>> START Materials provided

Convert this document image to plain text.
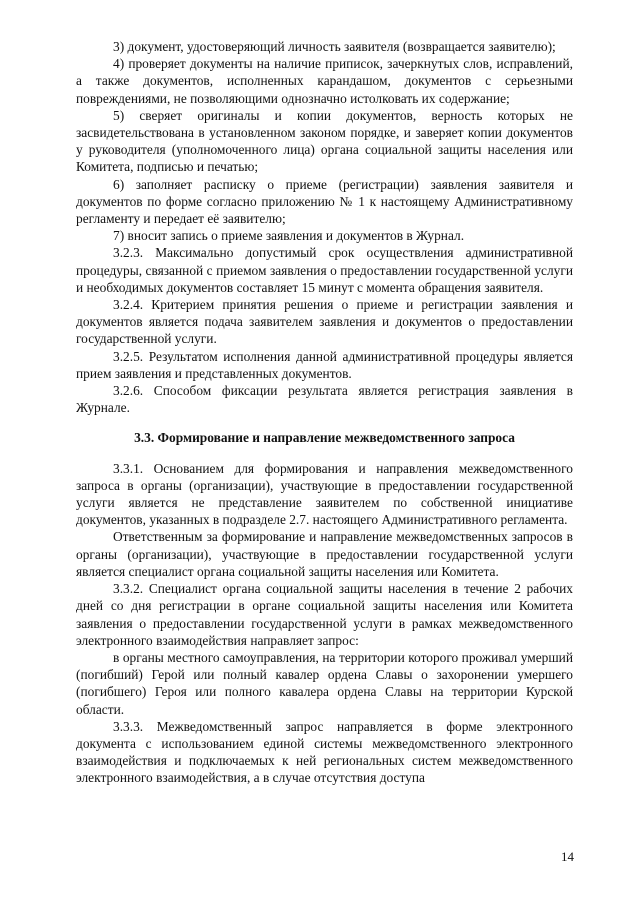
3) документ, удостоверяющий личность заявителя (возвращается заявителю);

4) проверяет документы на наличие приписок, зачеркнутых слов, исправлений, а также документов, исполненных карандашом, документов с серьезными повреждениями, не позволяющими однозначно истолковать их содержание;

5) сверяет оригиналы и копии документов, верность которых не засвидетельствована в установленном законом порядке, и заверяет копии документов у руководителя (уполномоченного лица) органа социальной защиты населения или Комитета, подписью и печатью;

6) заполняет расписку о приеме (регистрации) заявления заявителя и документов по форме согласно приложению № 1 к настоящему Административному регламенту и передает её заявителю;

7) вносит запись о приеме заявления и документов в Журнал.

3.2.3. Максимально допустимый срок осуществления административной процедуры, связанной с приемом заявления о предоставлении государственной услуги и необходимых документов составляет 15 минут с момента обращения заявителя.

3.2.4. Критерием принятия решения о приеме и регистрации заявления и документов является подача заявителем заявления и документов о предоставлении государственной услуги.

3.2.5. Результатом исполнения данной административной процедуры является прием заявления и представленных документов.

3.2.6. Способом фиксации результата является регистрация заявления в Журнале.

3.3. Формирование и направление межведомственного запроса

3.3.1. Основанием для формирования и направления межведомственного запроса в органы (организации), участвующие в предоставлении государственной услуги является не представление заявителем по собственной инициативе документов, указанных в подразделе 2.7. настоящего Административного регламента.

Ответственным за формирование и направление межведомственных запросов в органы (организации), участвующие в предоставлении государственной услуги является специалист органа социальной защиты населения или Комитета.

3.3.2. Специалист органа социальной защиты населения в течение 2 рабочих дней со дня регистрации в органе социальной защиты населения или Комитета заявления о предоставлении государственной услуги в рамках межведомственного электронного взаимодействия направляет запрос:

в органы местного самоуправления, на территории которого проживал умерший (погибший) Герой или полный кавалер ордена Славы о захоронении умершего (погибшего) Героя или полного кавалера ордена Славы на территории Курской области.

3.3.3. Межведомственный запрос направляется в форме электронного документа с использованием единой системы межведомственного электронного взаимодействия и подключаемых к ней региональных систем межведомственного электронного взаимодействия, а в случае отсутствия доступа

14
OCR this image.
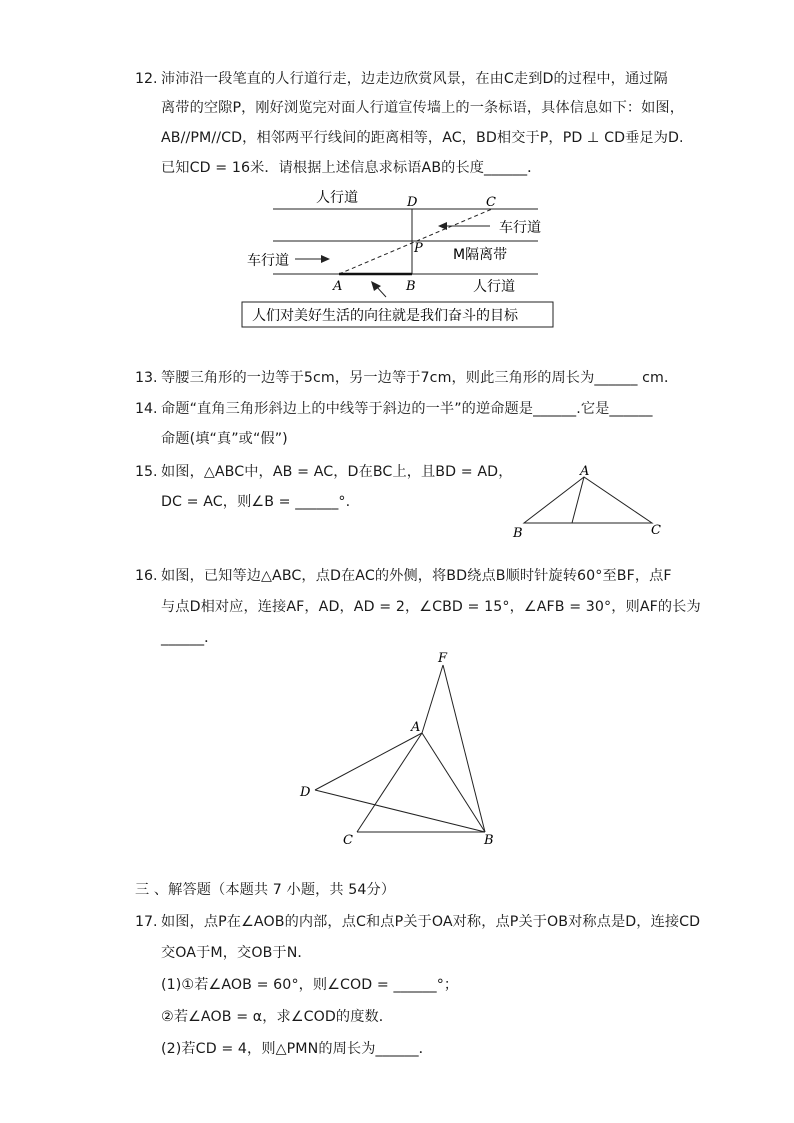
12. 沛沛沿一段笔直的人行道行走，边走边欣赏风景，在由C走到D的过程中，通过隔
离带的空隙P，刚好浏览完对面人行道宣传墙上的一条标语，具体信息如下：如图，
AB//PM//CD，相邻两平行线间的距离相等，AC，BD相交于P，PD ⊥ CD垂足为D.
已知CD = 16米．请根据上述信息求标语AB的长度______．
人行道
车行道
车行道	M隔离带
人行道
人们对美好生活的向往就是我们奋斗的目标
D	C
P
A	B
13. 等腰三角形的一边等于5cm，另一边等于7cm，则此三角形的周长为______ cm．
14. 命题“直角三角形斜边上的中线等于斜边的一半”的逆命题是______.它是______
命题(填“真”或“假”)
15. 如图，△ABC中，AB = AC，D在BC上，且BD = AD，
DC = AC，则∠B = ______°.
A
B	C
16. 如图，已知等边△ABC，点D在AC的外侧，将BD绕点B顺时针旋转60°至BF，点F
与点D相对应，连接AF，AD，AD = 2，∠CBD = 15°，∠AFB = 30°，则AF的长为
______．
F
A
D
C	B
三 、解答题（本题共 7 小题，共 54分）
17. 如图，点P在∠AOB的内部，点C和点P关于OA对称，点P关于OB对称点是D，连接CD
交OA于M，交OB于N．
(1)①若∠AOB = 60°，则∠COD = ______°；
②若∠AOB = α，求∠COD的度数．
(2)若CD = 4，则△PMN的周长为______．
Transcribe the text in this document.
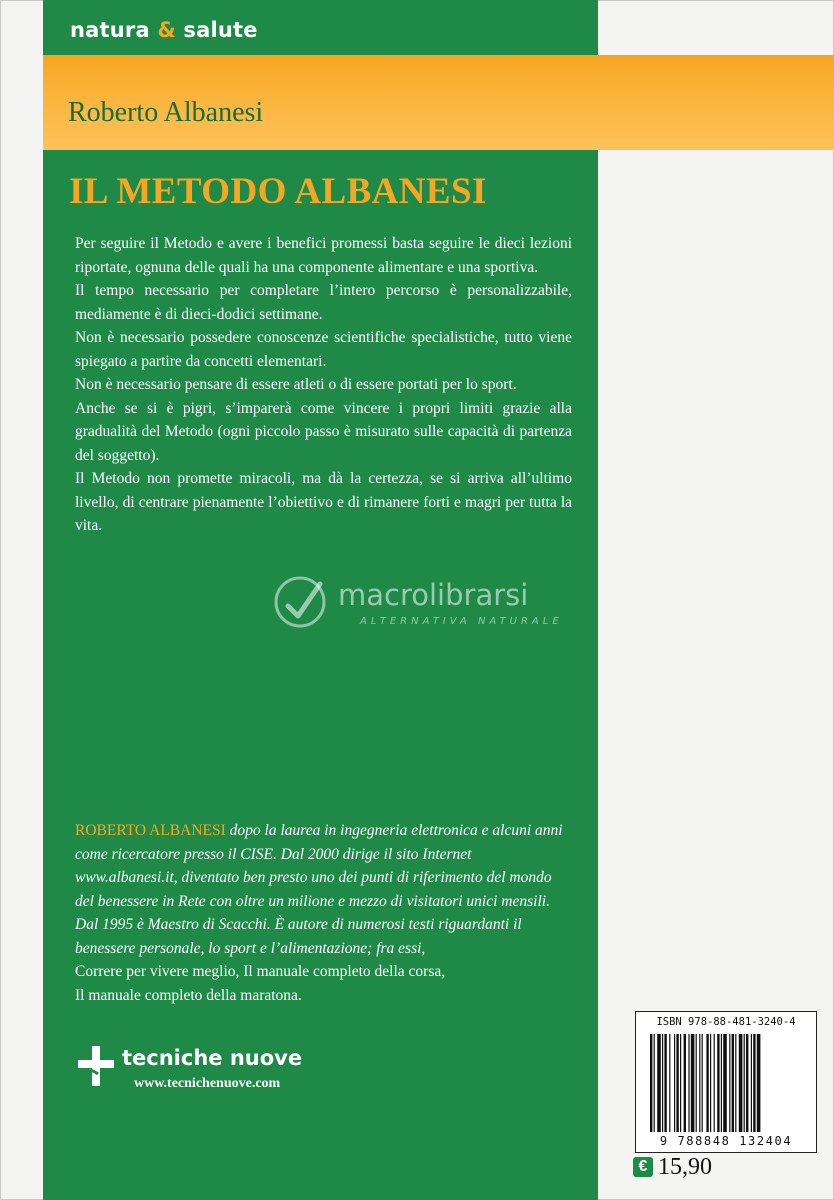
natura & salute
Roberto Albanesi
IL METODO ALBANESI

Per seguire il Metodo e avere i benefici promessi basta seguire le dieci lezioni riportate, ognuna delle quali ha una componente alimentare e una sportiva.

Il tempo necessario per completare l’intero percorso è personalizzabile, mediamente è di dieci-dodici settimane.

Non è necessario possedere conoscenze scientifiche specialistiche, tutto viene spiegato a partire da concetti elementari.

Non è necessario pensare di essere atleti o di essere portati per lo sport.

Anche se si è pigri, s’imparerà come vincere i propri limiti grazie alla gradualità del Metodo (ogni piccolo passo è misurato sulle capacità di partenza del soggetto).

Il Metodo non promette miracoli, ma dà la certezza, se si arriva all’ultimo livello, di centrare pienamente l’obiettivo e di rimanere forti e magri per tutta la vita.

macrolibrarsi
ALTERNATIVA NATURALE
ROBERTO ALBANESI dopo la laurea in ingegneria elettronica e alcuni anni come ricercatore presso il CISE. Dal 2000 dirige il sito Internet www.albanesi.it, diventato ben presto uno dei punti di riferimento del mondo del benessere in Rete con oltre un milione e mezzo di visitatori unici mensili. Dal 1995 è Maestro di Scacchi. È autore di numerosi testi riguardanti il benessere personale, lo sport e l’alimentazione; fra essi,
Correre per vivere meglio, Il manuale completo della corsa,
Il manuale completo della maratona.
tecniche nuove
www.tecnichenuove.com
ISBN 978-88-481-3240-4
9 788848 132404
€ 15,90
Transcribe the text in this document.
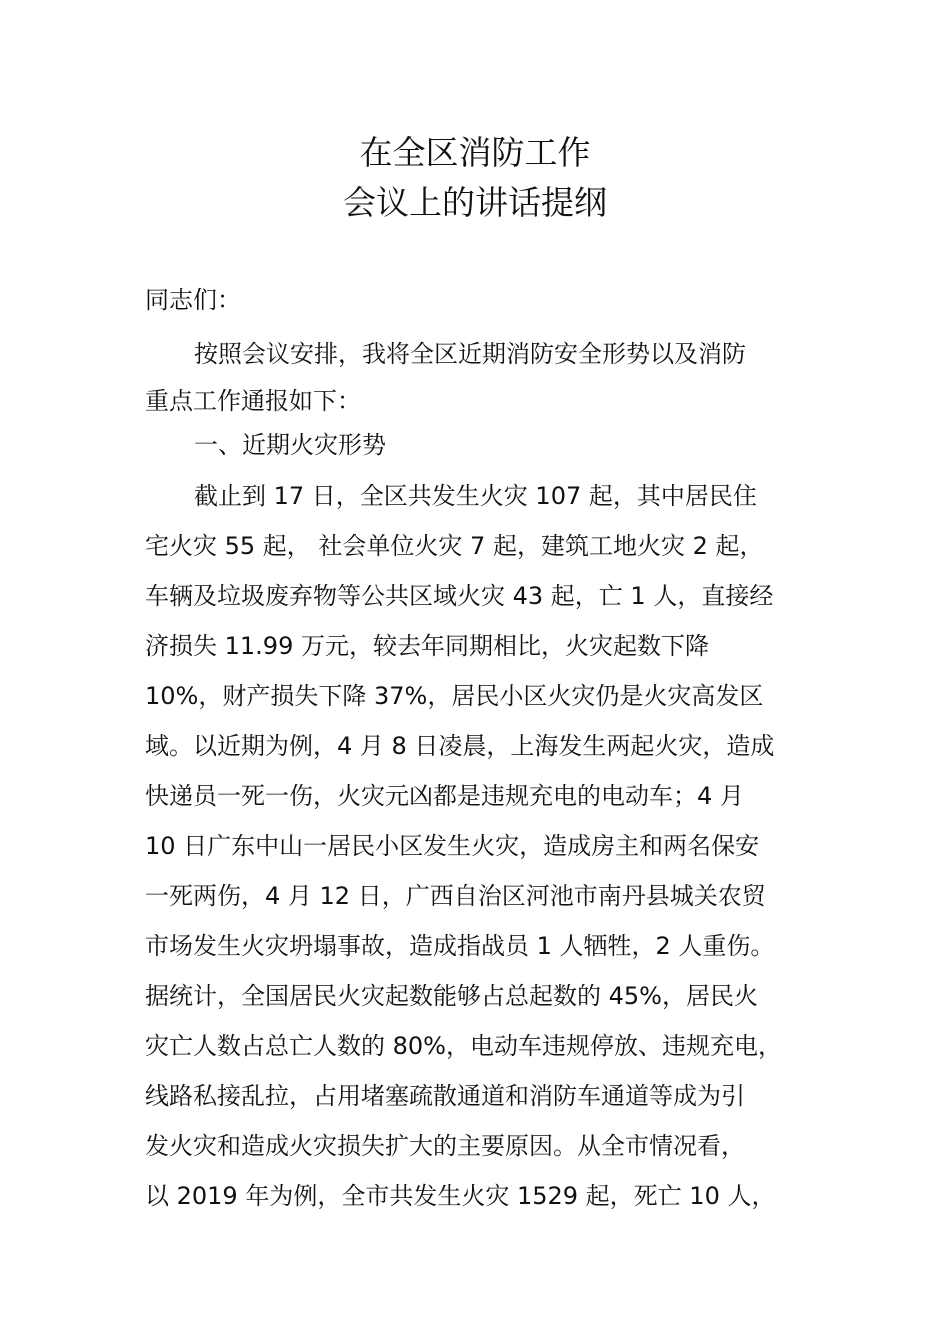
在全区消防工作
会议上的讲话提纲
同志们：
按照会议安排，我将全区近期消防安全形势以及消防
重点工作通报如下：
一、近期火灾形势
截止到 17 日，全区共发生火灾 107 起，其中居民住
宅火灾 55 起， 社会单位火灾 7 起，建筑工地火灾 2 起，
车辆及垃圾废弃物等公共区域火灾 43 起，亡 1 人，直接经
济损失 11.99 万元，较去年同期相比，火灾起数下降
10%，财产损失下降 37%，居民小区火灾仍是火灾高发区
域。以近期为例，4 月 8 日凌晨，上海发生两起火灾，造成
快递员一死一伤，火灾元凶都是违规充电的电动车；4 月
10 日广东中山一居民小区发生火灾，造成房主和两名保安
一死两伤，4 月 12 日，广西自治区河池市南丹县城关农贸
市场发生火灾坍塌事故，造成指战员 1 人牺牲，2 人重伤。
据统计，全国居民火灾起数能够占总起数的 45%，居民火
灾亡人数占总亡人数的 80%，电动车违规停放、违规充电，
线路私接乱拉，占用堵塞疏散通道和消防车通道等成为引
发火灾和造成火灾损失扩大的主要原因。从全市情况看，
以 2019 年为例，全市共发生火灾 1529 起，死亡 10 人，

>> END Materials provided

- Instructions for the task
Lines containing the word "регистрации" are to be tallied; report only the total.

- Exercise result
3